— Start of DATA EXTRACT —
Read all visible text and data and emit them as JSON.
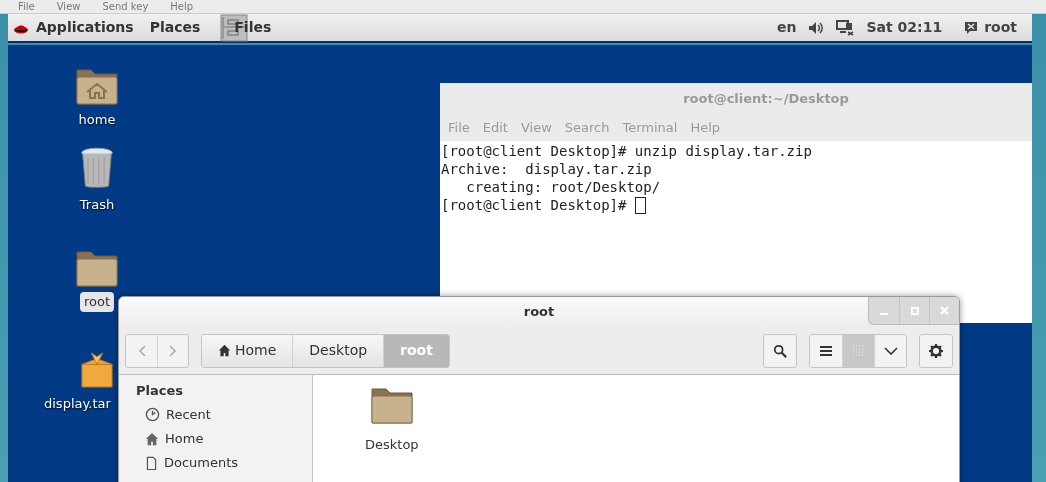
{
  "vm_menu": [
    "File",
    "View",
    "Send key",
    "Help"
  ],
  "top_panel": {
    "applications": "Applications",
    "places": "Places",
    "active_app": "Files",
    "language": "en",
    "clock": "Sat 02:11",
    "user": "root"
  },
  "desktop_icons": [
    {
      "kind": "home-folder",
      "label": "home",
      "selected": false
    },
    {
      "kind": "trash",
      "label": "Trash",
      "selected": false
    },
    {
      "kind": "folder",
      "label": "root",
      "selected": true
    },
    {
      "kind": "package",
      "label": "display.tar",
      "selected": false
    }
  ],
  "terminal": {
    "title": "root@client:~/Desktop",
    "menu": [
      "File",
      "Edit",
      "View",
      "Search",
      "Terminal",
      "Help"
    ],
    "lines": [
      "[root@client Desktop]# unzip display.tar.zip",
      "Archive:  display.tar.zip",
      "   creating: root/Desktop/",
      "[root@client Desktop]# "
    ]
  },
  "files_window": {
    "title": "root",
    "path": [
      {
        "kind": "home",
        "label": "Home",
        "selected": false
      },
      {
        "kind": "plain",
        "label": "Desktop",
        "selected": false
      },
      {
        "kind": "plain",
        "label": "root",
        "selected": true
      }
    ],
    "view_modes": [
      {
        "kind": "list",
        "selected": false
      },
      {
        "kind": "grid",
        "selected": true
      }
    ],
    "sidebar": {
      "heading": "Places",
      "items": [
        {
          "kind": "recent",
          "label": "Recent"
        },
        {
          "kind": "home",
          "label": "Home"
        },
        {
          "kind": "document",
          "label": "Documents"
        }
      ]
    },
    "items": [
      {
        "kind": "folder",
        "label": "Desktop"
      }
    ]
  }
}
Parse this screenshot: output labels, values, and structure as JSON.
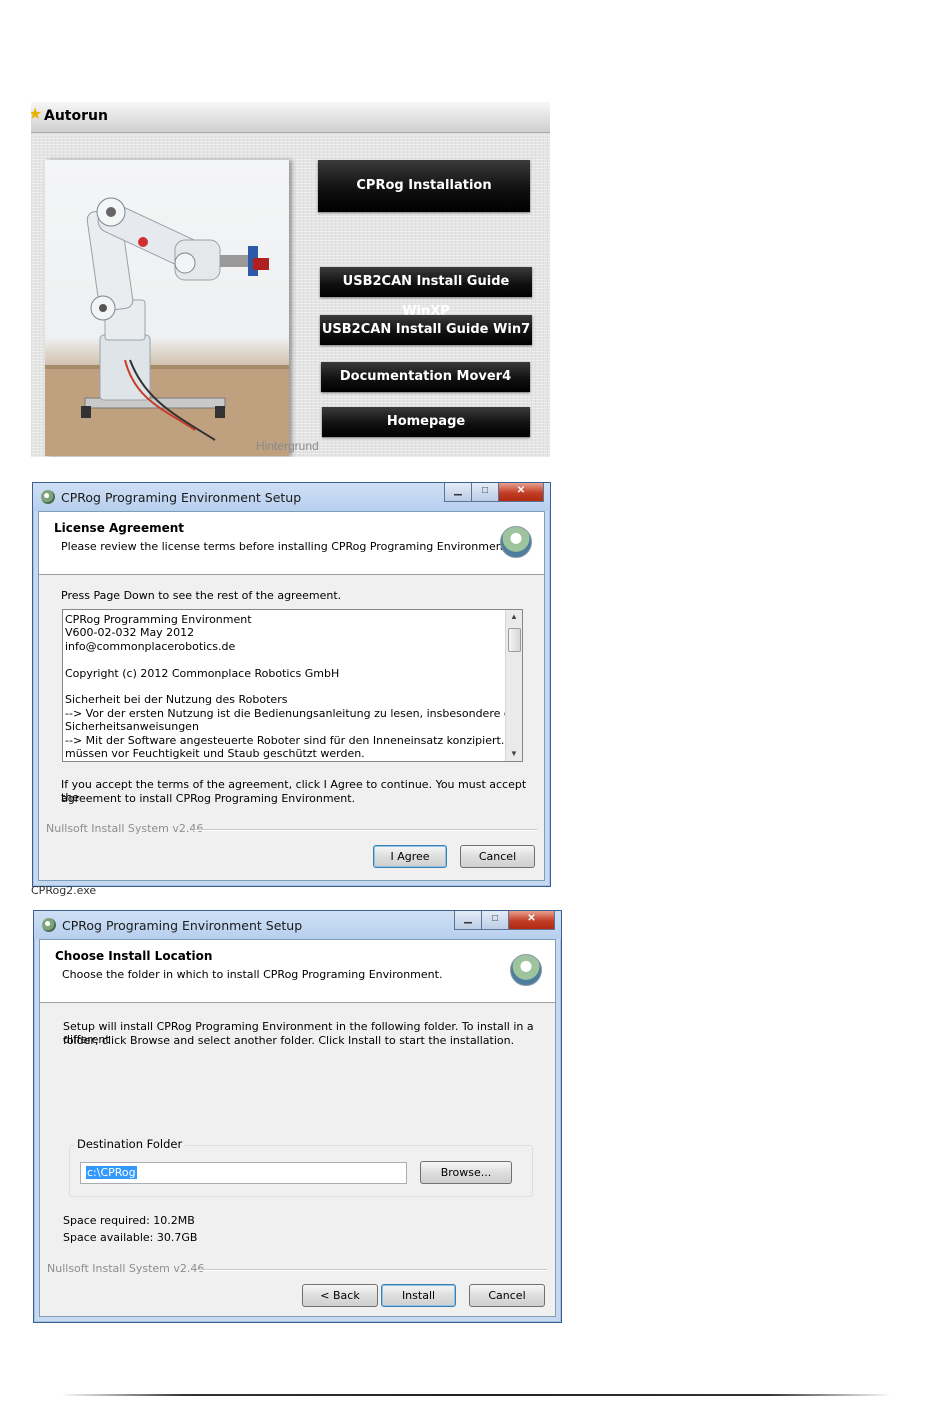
{
  "autorun": {
    "title": "Autorun",
    "buttons": {
      "installation": "CPRog Installation",
      "guide_winxp": "USB2CAN Install Guide WinXP",
      "guide_win7": "USB2CAN Install Guide Win7",
      "documentation": "Documentation Mover4",
      "homepage": "Homepage"
    },
    "photo_caption": "Hintergrund"
  },
  "license_dialog": {
    "title": "CPRog Programing Environment Setup",
    "header_title": "License Agreement",
    "header_subtitle": "Please review the license terms before installing CPRog Programing Environment.",
    "instruction": "Press Page Down to see the rest of the agreement.",
    "license_lines": [
      "CPRog Programming Environment",
      "V600-02-032 May  2012",
      "info@commonplacerobotics.de",
      "",
      "Copyright (c) 2012 Commonplace Robotics GmbH",
      "",
      "Sicherheit bei der Nutzung des Roboters",
      "--> Vor der ersten Nutzung ist die Bedienungsanleitung zu lesen, insbesondere die",
      "Sicherheitsanweisungen",
      "--> Mit der Software angesteuerte Roboter sind für den Inneneinsatz konzipiert. Sie",
      "müssen vor Feuchtigkeit und Staub geschützt werden."
    ],
    "accept_text_1": "If you accept the terms of the agreement, click I Agree to continue. You must accept the",
    "accept_text_2": "agreement to install CPRog Programing Environment.",
    "nsis_label": "Nullsoft Install System v2.46",
    "agree_button": "I Agree",
    "cancel_button": "Cancel",
    "under_fragment": "CPRog2.exe"
  },
  "install_dialog": {
    "title": "CPRog Programing Environment Setup",
    "header_title": "Choose Install Location",
    "header_subtitle": "Choose the folder in which to install CPRog Programing Environment.",
    "body_text_1": "Setup will install CPRog Programing Environment in the following folder. To install in a different",
    "body_text_2": "folder, click Browse and select another folder. Click Install to start the installation.",
    "destination_label": "Destination Folder",
    "destination_value": "c:\\CPRog",
    "browse_button": "Browse...",
    "space_required": "Space required: 10.2MB",
    "space_available": "Space available: 30.7GB",
    "nsis_label": "Nullsoft Install System v2.46",
    "back_button": "< Back",
    "install_button": "Install",
    "cancel_button": "Cancel"
  },
  "icons": {
    "window_minimize": "minimize-icon",
    "window_maximize": "maximize-icon",
    "window_close": "close-icon",
    "scroll_up": "scroll-up-icon",
    "scroll_down": "scroll-down-icon",
    "installer_logo": "nsis-installer-icon",
    "autorun_star": "star-icon"
  },
  "colors": {
    "autorun_button_bg": "#111111",
    "dialog_frame": "#c5d9f1",
    "close_button": "#c23d25",
    "selection": "#3399ff"
  }
}
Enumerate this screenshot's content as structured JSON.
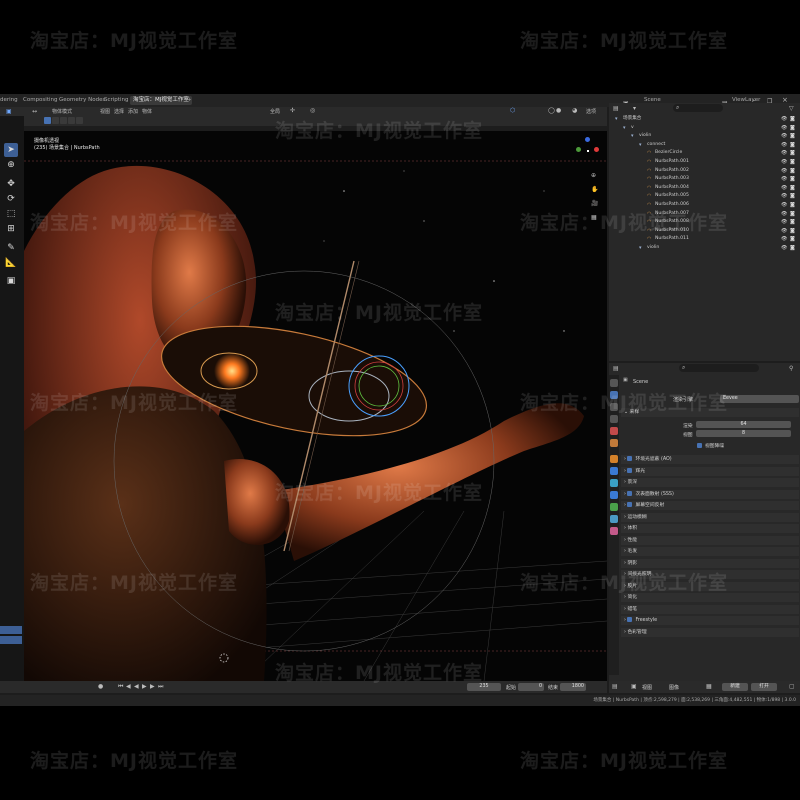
{
  "watermark": "淘宝店：MJ视觉工作室",
  "topbar": {
    "tabs": [
      "dering",
      "Compositing",
      "Geometry Nodes",
      "Scripting",
      "淘宝店：MJ视觉工作室"
    ],
    "add_tab": "+",
    "scene_label": "Scene",
    "view_layer_label": "ViewLayer"
  },
  "viewport_header": {
    "mode": "物体模式",
    "menus": [
      "视图",
      "选择",
      "添加",
      "物体"
    ],
    "pivot": "全局",
    "options": "选项"
  },
  "viewport": {
    "camera_title": "摄像机透视",
    "camera_sub": "(235) 场景集合 | NurbsPath",
    "gizmo_axes": [
      "X",
      "Y",
      "Z"
    ]
  },
  "outliner": {
    "search_placeholder": "",
    "rows": [
      {
        "label": "场景集合",
        "indent": 0
      },
      {
        "label": "v",
        "indent": 1
      },
      {
        "label": "violin",
        "indent": 2
      },
      {
        "label": "connect",
        "indent": 3
      },
      {
        "label": "BezierCircle",
        "indent": 4
      },
      {
        "label": "NurbsPath.001",
        "indent": 4
      },
      {
        "label": "NurbsPath.002",
        "indent": 4
      },
      {
        "label": "NurbsPath.003",
        "indent": 4
      },
      {
        "label": "NurbsPath.004",
        "indent": 4
      },
      {
        "label": "NurbsPath.005",
        "indent": 4
      },
      {
        "label": "NurbsPath.006",
        "indent": 4
      },
      {
        "label": "NurbsPath.007",
        "indent": 4
      },
      {
        "label": "NurbsPath.008",
        "indent": 4
      },
      {
        "label": "NurbsPath.010",
        "indent": 4
      },
      {
        "label": "NurbsPath.011",
        "indent": 4
      },
      {
        "label": "violin",
        "indent": 3
      }
    ]
  },
  "properties": {
    "scene": "Scene",
    "render_engine_label": "渲染引擎",
    "render_engine_value": "Eevee",
    "sampling_label": "采样",
    "render_label": "渲染",
    "render_value": "64",
    "viewport_label": "视图",
    "viewport_value": "8",
    "denoise_label": "视图降噪",
    "sections": [
      "环境光遮蔽 (AO)",
      "辉光",
      "景深",
      "次表面散射 (SSS)",
      "屏幕空间反射",
      "运动模糊",
      "体积",
      "性能",
      "毛发",
      "阴影",
      "间接光照明",
      "胶片",
      "简化",
      "蜡笔",
      "Freestyle",
      "色彩管理"
    ],
    "checked_sections": [
      0,
      1,
      3,
      4,
      14
    ]
  },
  "timeline": {
    "frame": "235",
    "start_label": "起始",
    "start_value": "0",
    "end_label": "结束",
    "end_value": "1800"
  },
  "image_editor_header": {
    "menus": [
      "视图",
      "图像"
    ],
    "new_label": "新建",
    "open_label": "打开"
  },
  "statusbar": {
    "text": "场景集合 | NurbsPath | 顶点:2,598,279 | 面:2,538,269 | 三角面:4,482,551 | 物体:1/898 | 3.0.0"
  },
  "colors": {
    "accent": "#4772b3",
    "bg": "#1d1d1d",
    "panel": "#282828"
  }
}
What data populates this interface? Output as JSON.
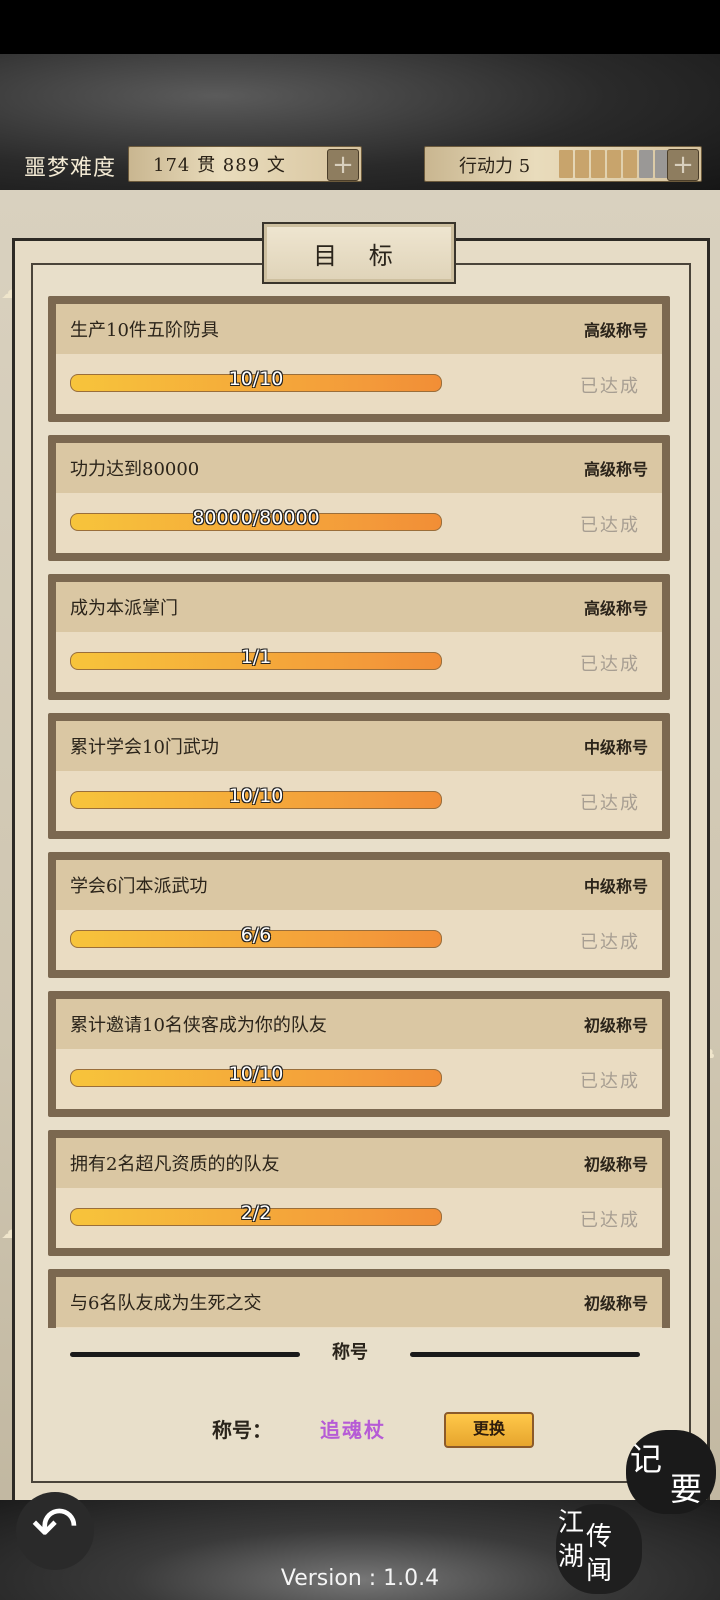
{
  "hud": {
    "difficulty": "噩梦难度",
    "money": "174 贯  889 文",
    "action_label": "行动力 5",
    "action_pips_filled": 5,
    "action_pips_total": 7
  },
  "panel": {
    "title": "目 标"
  },
  "goals": [
    {
      "title": "生产10件五阶防具",
      "rank": "高级称号",
      "progress": "10/10",
      "status": "已达成"
    },
    {
      "title": "功力达到80000",
      "rank": "高级称号",
      "progress": "80000/80000",
      "status": "已达成"
    },
    {
      "title": "成为本派掌门",
      "rank": "高级称号",
      "progress": "1/1",
      "status": "已达成"
    },
    {
      "title": "累计学会10门武功",
      "rank": "中级称号",
      "progress": "10/10",
      "status": "已达成"
    },
    {
      "title": "学会6门本派武功",
      "rank": "中级称号",
      "progress": "6/6",
      "status": "已达成"
    },
    {
      "title": "累计邀请10名侠客成为你的队友",
      "rank": "初级称号",
      "progress": "10/10",
      "status": "已达成"
    },
    {
      "title": "拥有2名超凡资质的的队友",
      "rank": "初级称号",
      "progress": "2/2",
      "status": "已达成"
    },
    {
      "title": "与6名队友成为生死之交",
      "rank": "初级称号",
      "progress": "",
      "status": ""
    }
  ],
  "title_section": {
    "header": "称号",
    "label": "称号：",
    "current_title": "追魂杖",
    "change_button": "更换"
  },
  "corner": {
    "jiyao_1": "记",
    "jiyao_2": "要",
    "jianghu_1": "江",
    "jianghu_2": "湖",
    "jianghu_3": "传",
    "jianghu_4": "闻"
  },
  "back_icon": "back-arrow-icon",
  "version": "Version : 1.0.4",
  "colors": {
    "title_value": "#b65bd6",
    "bar_start": "#f7c43b",
    "bar_end": "#f28e36",
    "button": "#ffc84a"
  }
}
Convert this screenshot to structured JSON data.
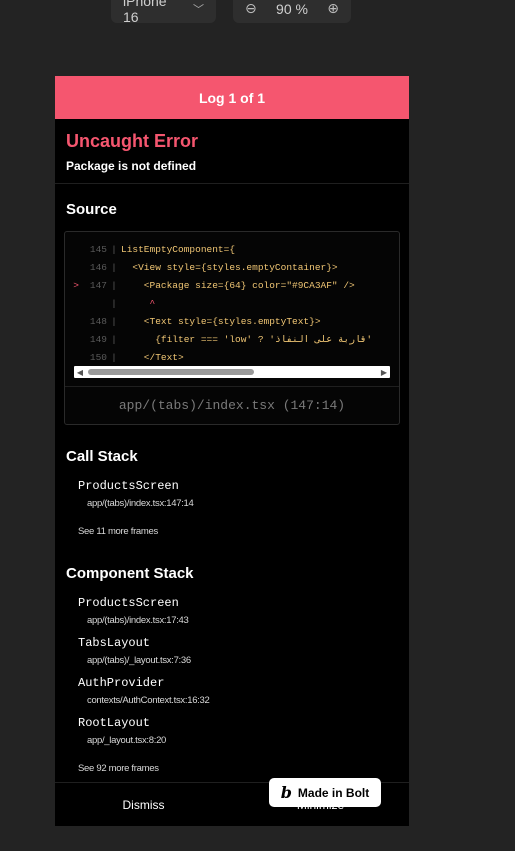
{
  "toolbar": {
    "device": "iPhone 16",
    "zoom": "90 %"
  },
  "log_header": "Log 1 of 1",
  "error": {
    "title": "Uncaught Error",
    "message": "Package is not defined"
  },
  "source": {
    "title": "Source",
    "lines": [
      {
        "marker": "",
        "num": "145",
        "code": "ListEmptyComponent={"
      },
      {
        "marker": "",
        "num": "146",
        "code": "  <View style={styles.emptyContainer}>"
      },
      {
        "marker": ">",
        "num": "147",
        "code": "    <Package size={64} color=\"#9CA3AF\" />"
      },
      {
        "marker": "",
        "num": "",
        "code": "     ^"
      },
      {
        "marker": "",
        "num": "148",
        "code": "    <Text style={styles.emptyText}>"
      },
      {
        "marker": "",
        "num": "149",
        "code": "      {filter === 'low' ? 'قاربة على النفاذ'"
      },
      {
        "marker": "",
        "num": "150",
        "code": "    </Text>"
      }
    ],
    "file_ref": "app/(tabs)/index.tsx (147:14)"
  },
  "call_stack": {
    "title": "Call Stack",
    "frames": [
      {
        "name": "ProductsScreen",
        "loc": "app/(tabs)/index.tsx:147:14"
      }
    ],
    "see_more": "See 11 more frames"
  },
  "component_stack": {
    "title": "Component Stack",
    "frames": [
      {
        "name": "ProductsScreen",
        "loc": "app/(tabs)/index.tsx:17:43"
      },
      {
        "name": "TabsLayout",
        "loc": "app/(tabs)/_layout.tsx:7:36"
      },
      {
        "name": "AuthProvider",
        "loc": "contexts/AuthContext.tsx:16:32"
      },
      {
        "name": "RootLayout",
        "loc": "app/_layout.tsx:8:20"
      }
    ],
    "see_more": "See 92 more frames"
  },
  "footer": {
    "dismiss": "Dismiss",
    "minimize": "Minimize"
  },
  "badge": {
    "logo": "b",
    "label": "Made in Bolt"
  },
  "colors": {
    "accent": "#f5566f",
    "background": "#000000",
    "code": "#f0c674"
  }
}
— End of DATA EXTRACT —
### WHAT TO DO:
Scan the listing above and copy all lines containing the word "frames".

### FINISHED TASK:
    "frames": [
    "see_more": "See 11 more frames"
    "frames": [
    "see_more": "See 92 more frames"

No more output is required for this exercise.